§ **GIVEN REQUEST**
Could you write out the records below exactly as they appear, leaving out any pictures?

§ **EXTRACTED RECORDS**
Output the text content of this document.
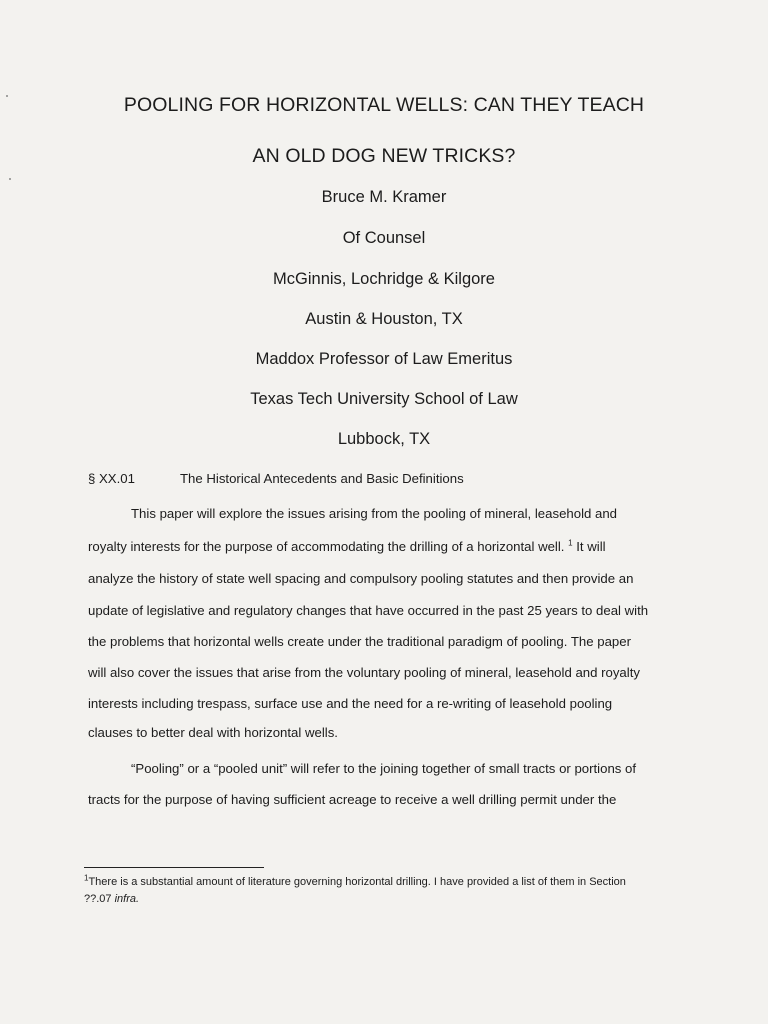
POOLING FOR HORIZONTAL WELLS: CAN THEY TEACH
AN OLD DOG NEW TRICKS?
Bruce M. Kramer
Of Counsel
McGinnis, Lochridge & Kilgore
Austin & Houston, TX
Maddox Professor of Law Emeritus
Texas Tech University School of Law
Lubbock, TX
§ XX.01	The Historical Antecedents and Basic Definitions
This paper will explore the issues arising from the pooling of mineral, leasehold and
royalty interests for the purpose of accommodating the drilling of a horizontal well. $^1$ It will
analyze the history of state well spacing and compulsory pooling statutes and then provide an
update of legislative and regulatory changes that have occurred in the past 25 years to deal with
the problems that horizontal wells create under the traditional paradigm of pooling. The paper
will also cover the issues that arise from the voluntary pooling of mineral, leasehold and royalty
interests including trespass, surface use and the need for a re-writing of leasehold pooling
clauses to better deal with horizontal wells.
“Pooling” or a “pooled unit” will refer to the joining together of small tracts or portions of
tracts for the purpose of having sufficient acreage to receive a well drilling permit under the
$^1$There is a substantial amount of literature governing horizontal drilling. I have provided a list of them in Section
??.07 infra.
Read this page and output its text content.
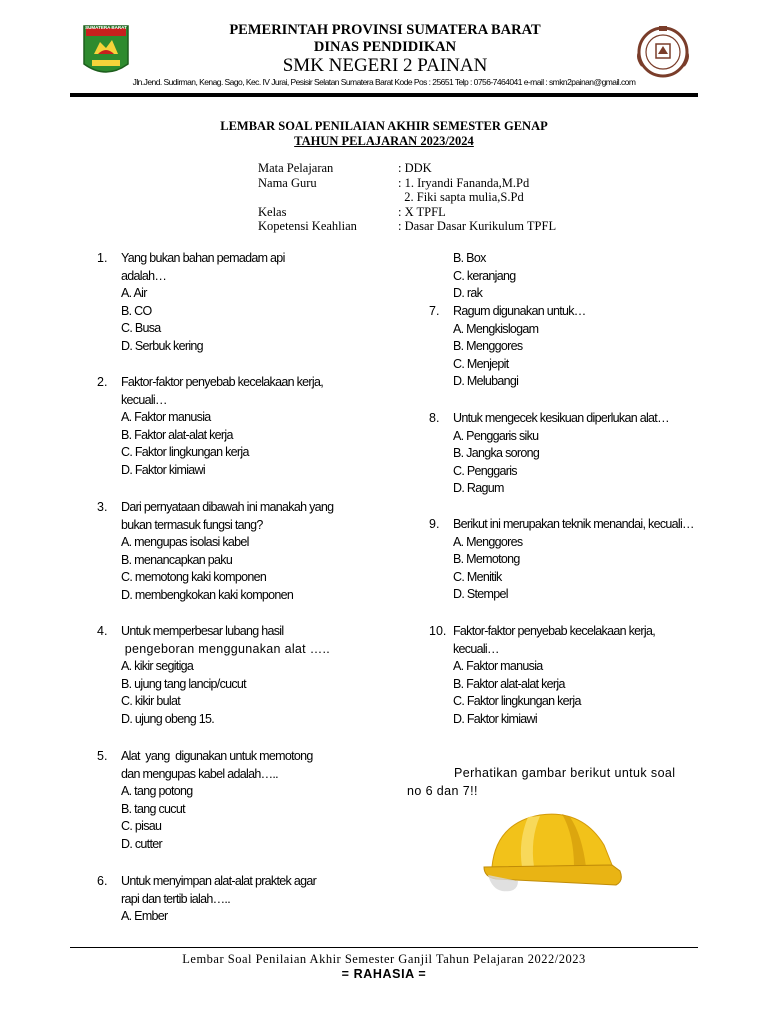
SUMATERA BARAT	PEMERINTAH PROVINSI SUMATERA BARAT
DINAS PENDIDIKAN
SMK NEGERI 2 PAINAN
Jln.Jend. Sudirman, Kenag. Sago, Kec. IV Jurai, Pesisir Selatan Sumatera Barat Kode Pos : 25651 Telp : 0756-7464041 e-mail : smkn2painan@gmail.com
LEMBAR SOAL PENILAIAN AKHIR SEMESTER GENAP
TAHUN PELAJARAN 2023/2024
Mata Pelajaran	: DDK
Nama Guru	: 1. Iryandi Fananda,M.Pd
	2. Fiki sapta mulia,S.Pd
Kelas	: X TPFL
Kopetensi Keahlian	: Dasar Dasar Kurikulum TPFL
1.	Yang bukan bahan pemadam api
adalah…
A. Air
B. CO
C. Busa
D. Serbuk kering
2.	Faktor-faktor penyebab kecelakaan kerja,
kecuali…
A. Faktor manusia
B. Faktor alat-alat kerja
C. Faktor lingkungan kerja
D. Faktor kimiawi
3.	Dari pernyataan dibawah ini manakah yang
bukan termasuk fungsi tang?
A. mengupas isolasi kabel
B. menancapkan paku
C. memotong kaki komponen
D. membengkokan kaki komponen
4.	Untuk memperbesar lubang hasil
pengeboran menggunakan alat …..
A. kikir segitiga
B. ujung tang lancip/cucut
C. kikir bulat
D. ujung obeng 15.
5.	Alat  yang  digunakan untuk memotong
dan mengupas kabel adalah…..
A. tang potong
B. tang cucut
C. pisau
D. cutter
6.	Untuk menyimpan alat-alat praktek agar
rapi dan tertib ialah…..
A. Ember
B. Box
C. keranjang
D. rak
7.	Ragum digunakan untuk…
A. Mengkislogam
B. Menggores
C. Menjepit
D. Melubangi
8.	Untuk mengecek kesikuan diperlukan alat…
A. Penggaris siku
B. Jangka sorong
C. Penggaris
D. Ragum
9.	Berikut ini merupakan teknik menandai, kecuali…
A. Menggores
B. Memotong
C. Menitik
D. Stempel
10. Faktor-faktor penyebab kecelakaan kerja,
kecuali…
A. Faktor manusia
B. Faktor alat-alat kerja
C. Faktor lingkungan kerja
D. Faktor kimiawi
Perhatikan gambar berikut untuk soal
no 6 dan 7!!
Lembar Soal Penilaian Akhir Semester Ganjil Tahun Pelajaran 2022/2023
= RAHASIA =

§ **SOLUTION**
Output the text content of this document.
POOLING FOR HORIZONTAL WELLS: CAN THEY TEACH
AN OLD DOG NEW TRICKS?
Bruce M. Kramer
Of Counsel
McGinnis, Lochridge & Kilgore
Austin & Houston, TX
Maddox Professor of Law Emeritus
Texas Tech University School of Law
Lubbock, TX
§ XX.01	The Historical Antecedents and Basic Definitions
This paper will explore the issues arising from the pooling of mineral, leasehold and
royalty interests for the purpose of accommodating the drilling of a horizontal well. $^1$ It will
analyze the history of state well spacing and compulsory pooling statutes and then provide an
update of legislative and regulatory changes that have occurred in the past 25 years to deal with
the problems that horizontal wells create under the traditional paradigm of pooling. The paper
will also cover the issues that arise from the voluntary pooling of mineral, leasehold and royalty
interests including trespass, surface use and the need for a re-writing of leasehold pooling
clauses to better deal with horizontal wells.
“Pooling” or a “pooled unit” will refer to the joining together of small tracts or portions of
tracts for the purpose of having sufficient acreage to receive a well drilling permit under the
$^1$There is a substantial amount of literature governing horizontal drilling. I have provided a list of them in Section
??.07 infra.
Read this page and output its text content.
SUMATERA BARAT	PEMERINTAH PROVINSI SUMATERA BARAT
DINAS PENDIDIKAN
SMK NEGERI 2 PAINAN
Jln.Jend. Sudirman, Kenag. Sago, Kec. IV Jurai, Pesisir Selatan Sumatera Barat Kode Pos : 25651 Telp : 0756-7464041 e-mail : smkn2painan@gmail.com
LEMBAR SOAL PENILAIAN AKHIR SEMESTER GENAP
TAHUN PELAJARAN 2023/2024
Mata Pelajaran	: DDK
Nama Guru	: 1. Iryandi Fananda,M.Pd
	2. Fiki sapta mulia,S.Pd
Kelas	: X TPFL
Kopetensi Keahlian	: Dasar Dasar Kurikulum TPFL
1.	Yang bukan bahan pemadam api
adalah…
A. Air
B. CO
C. Busa
D. Serbuk kering
2.	Faktor-faktor penyebab kecelakaan kerja,
kecuali…
A. Faktor manusia
B. Faktor alat-alat kerja
C. Faktor lingkungan kerja
D. Faktor kimiawi
3.	Dari pernyataan dibawah ini manakah yang
bukan termasuk fungsi tang?
A. mengupas isolasi kabel
B. menancapkan paku
C. memotong kaki komponen
D. membengkokan kaki komponen
4.	Untuk memperbesar lubang hasil
pengeboran menggunakan alat …..
A. kikir segitiga
B. ujung tang lancip/cucut
C. kikir bulat
D. ujung obeng 15.
5.	Alat  yang  digunakan untuk memotong
dan mengupas kabel adalah…..
A. tang potong
B. tang cucut
C. pisau
D. cutter
6.	Untuk menyimpan alat-alat praktek agar
rapi dan tertib ialah…..
A. Ember
B. Box
C. keranjang
D. rak
7.	Ragum digunakan untuk…
A. Mengkislogam
B. Menggores
C. Menjepit
D. Melubangi
8.	Untuk mengecek kesikuan diperlukan alat…
A. Penggaris siku
B. Jangka sorong
C. Penggaris
D. Ragum
9.	Berikut ini merupakan teknik menandai, kecuali…
A. Menggores
B. Memotong
C. Menitik
D. Stempel
10. Faktor-faktor penyebab kecelakaan kerja,
kecuali…
A. Faktor manusia
B. Faktor alat-alat kerja
C. Faktor lingkungan kerja
D. Faktor kimiawi
Perhatikan gambar berikut untuk soal
no 6 dan 7!!
Lembar Soal Penilaian Akhir Semester Ganjil Tahun Pelajaran 2022/2023
= RAHASIA =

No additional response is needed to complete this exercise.